>> BEGIN Provided entries

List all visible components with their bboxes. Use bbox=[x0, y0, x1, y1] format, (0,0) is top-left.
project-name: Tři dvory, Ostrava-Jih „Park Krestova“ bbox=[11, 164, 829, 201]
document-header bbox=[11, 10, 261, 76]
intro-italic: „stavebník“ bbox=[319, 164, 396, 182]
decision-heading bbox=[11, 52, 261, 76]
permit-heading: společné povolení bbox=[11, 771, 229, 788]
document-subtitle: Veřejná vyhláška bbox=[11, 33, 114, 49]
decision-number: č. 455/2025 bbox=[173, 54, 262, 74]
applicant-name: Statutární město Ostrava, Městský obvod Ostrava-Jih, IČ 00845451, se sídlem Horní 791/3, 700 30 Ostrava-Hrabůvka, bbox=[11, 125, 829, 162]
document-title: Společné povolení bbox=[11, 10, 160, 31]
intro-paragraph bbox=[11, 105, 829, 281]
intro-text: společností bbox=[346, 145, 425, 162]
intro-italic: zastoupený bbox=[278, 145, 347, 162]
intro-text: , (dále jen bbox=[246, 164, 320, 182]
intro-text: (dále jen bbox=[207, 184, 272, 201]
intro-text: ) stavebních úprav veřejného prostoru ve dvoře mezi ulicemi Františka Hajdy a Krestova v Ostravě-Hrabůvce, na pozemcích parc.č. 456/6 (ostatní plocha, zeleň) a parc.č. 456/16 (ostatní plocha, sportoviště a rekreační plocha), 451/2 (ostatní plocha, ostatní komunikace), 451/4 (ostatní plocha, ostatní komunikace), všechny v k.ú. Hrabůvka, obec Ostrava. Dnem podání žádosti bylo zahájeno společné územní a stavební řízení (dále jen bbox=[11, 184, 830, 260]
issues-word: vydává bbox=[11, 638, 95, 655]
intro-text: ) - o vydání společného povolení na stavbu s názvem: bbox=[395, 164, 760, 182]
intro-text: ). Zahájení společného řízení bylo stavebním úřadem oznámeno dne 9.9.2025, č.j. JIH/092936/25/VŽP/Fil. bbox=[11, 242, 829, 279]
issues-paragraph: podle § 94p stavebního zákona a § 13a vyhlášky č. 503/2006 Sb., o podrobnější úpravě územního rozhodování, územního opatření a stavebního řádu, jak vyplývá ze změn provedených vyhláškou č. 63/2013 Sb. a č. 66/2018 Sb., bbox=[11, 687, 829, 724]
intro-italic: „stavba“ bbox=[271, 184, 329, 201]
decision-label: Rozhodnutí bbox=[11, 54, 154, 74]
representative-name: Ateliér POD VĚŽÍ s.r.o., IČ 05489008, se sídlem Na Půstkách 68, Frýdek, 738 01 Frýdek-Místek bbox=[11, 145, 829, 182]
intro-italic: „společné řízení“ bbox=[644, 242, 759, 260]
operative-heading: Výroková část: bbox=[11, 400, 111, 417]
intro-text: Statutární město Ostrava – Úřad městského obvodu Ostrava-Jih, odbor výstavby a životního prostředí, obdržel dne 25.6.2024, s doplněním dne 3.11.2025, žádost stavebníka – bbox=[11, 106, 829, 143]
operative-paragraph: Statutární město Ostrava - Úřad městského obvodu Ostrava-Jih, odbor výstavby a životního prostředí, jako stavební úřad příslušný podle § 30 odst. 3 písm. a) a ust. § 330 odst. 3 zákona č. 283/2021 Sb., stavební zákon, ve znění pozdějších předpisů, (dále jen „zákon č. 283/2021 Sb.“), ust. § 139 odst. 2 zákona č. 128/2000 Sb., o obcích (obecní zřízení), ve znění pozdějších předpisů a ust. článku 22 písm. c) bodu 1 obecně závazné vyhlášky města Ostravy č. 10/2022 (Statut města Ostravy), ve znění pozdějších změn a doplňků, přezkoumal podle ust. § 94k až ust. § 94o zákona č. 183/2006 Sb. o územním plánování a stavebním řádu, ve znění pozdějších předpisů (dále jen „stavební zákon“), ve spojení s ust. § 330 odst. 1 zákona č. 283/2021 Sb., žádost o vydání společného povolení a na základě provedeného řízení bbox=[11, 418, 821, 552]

>> END Provided entries

_Aim_
Copy every line of the records above with no changes.

_Solution for this exercise_
List all visible components with their bboxes. Use bbox=[x0, y0, x1, y1] format, (0,0) is top-left.
project-name: Tři dvory, Ostrava-Jih „Park Krestova“ bbox=[11, 164, 829, 201]
document-header bbox=[11, 10, 261, 76]
intro-italic: „stavebník“ bbox=[319, 164, 396, 182]
decision-heading bbox=[11, 52, 261, 76]
permit-heading: společné povolení bbox=[11, 771, 229, 788]
document-subtitle: Veřejná vyhláška bbox=[11, 33, 114, 49]
decision-number: č. 455/2025 bbox=[173, 54, 262, 74]
applicant-name: Statutární město Ostrava, Městský obvod Ostrava-Jih, IČ 00845451, se sídlem Horní 791/3, 700 30 Ostrava-Hrabůvka, bbox=[11, 125, 829, 162]
document-title: Společné povolení bbox=[11, 10, 160, 31]
intro-paragraph bbox=[11, 105, 829, 281]
intro-text: společností bbox=[346, 145, 425, 162]
intro-italic: zastoupený bbox=[278, 145, 347, 162]
intro-text: , (dále jen bbox=[246, 164, 320, 182]
intro-text: (dále jen bbox=[207, 184, 272, 201]
intro-text: ) stavebních úprav veřejného prostoru ve dvoře mezi ulicemi Františka Hajdy a Krestova v Ostravě-Hrabůvce, na pozemcích parc.č. 456/6 (ostatní plocha, zeleň) a parc.č. 456/16 (ostatní plocha, sportoviště a rekreační plocha), 451/2 (ostatní plocha, ostatní komunikace), 451/4 (ostatní plocha, ostatní komunikace), všechny v k.ú. Hrabůvka, obec Ostrava. Dnem podání žádosti bylo zahájeno společné územní a stavební řízení (dále jen bbox=[11, 184, 830, 260]
issues-word: vydává bbox=[11, 638, 95, 655]
intro-text: ) - o vydání společného povolení na stavbu s názvem: bbox=[395, 164, 760, 182]
intro-text: ). Zahájení společného řízení bylo stavebním úřadem oznámeno dne 9.9.2025, č.j. JIH/092936/25/VŽP/Fil. bbox=[11, 242, 829, 279]
issues-paragraph: podle § 94p stavebního zákona a § 13a vyhlášky č. 503/2006 Sb., o podrobnější úpravě územního rozhodování, územního opatření a stavebního řádu, jak vyplývá ze změn provedených vyhláškou č. 63/2013 Sb. a č. 66/2018 Sb., bbox=[11, 687, 829, 724]
intro-italic: „stavba“ bbox=[271, 184, 329, 201]
decision-label: Rozhodnutí bbox=[11, 54, 154, 74]
representative-name: Ateliér POD VĚŽÍ s.r.o., IČ 05489008, se sídlem Na Půstkách 68, Frýdek, 738 01 Frýdek-Místek bbox=[11, 145, 829, 182]
intro-italic: „společné řízení“ bbox=[644, 242, 759, 260]
operative-heading: Výroková část: bbox=[11, 400, 111, 417]
intro-text: Statutární město Ostrava – Úřad městského obvodu Ostrava-Jih, odbor výstavby a životního prostředí, obdržel dne 25.6.2024, s doplněním dne 3.11.2025, žádost stavebníka – bbox=[11, 106, 829, 143]
operative-paragraph: Statutární město Ostrava - Úřad městského obvodu Ostrava-Jih, odbor výstavby a životního prostředí, jako stavební úřad příslušný podle § 30 odst. 3 písm. a) a ust. § 330 odst. 3 zákona č. 283/2021 Sb., stavební zákon, ve znění pozdějších předpisů, (dále jen „zákon č. 283/2021 Sb.“), ust. § 139 odst. 2 zákona č. 128/2000 Sb., o obcích (obecní zřízení), ve znění pozdějších předpisů a ust. článku 22 písm. c) bodu 1 obecně závazné vyhlášky města Ostravy č. 10/2022 (Statut města Ostravy), ve znění pozdějších změn a doplňků, přezkoumal podle ust. § 94k až ust. § 94o zákona č. 183/2006 Sb. o územním plánování a stavebním řádu, ve znění pozdějších předpisů (dále jen „stavební zákon“), ve spojení s ust. § 330 odst. 1 zákona č. 283/2021 Sb., žádost o vydání společného povolení a na základě provedeného řízení bbox=[11, 418, 821, 552]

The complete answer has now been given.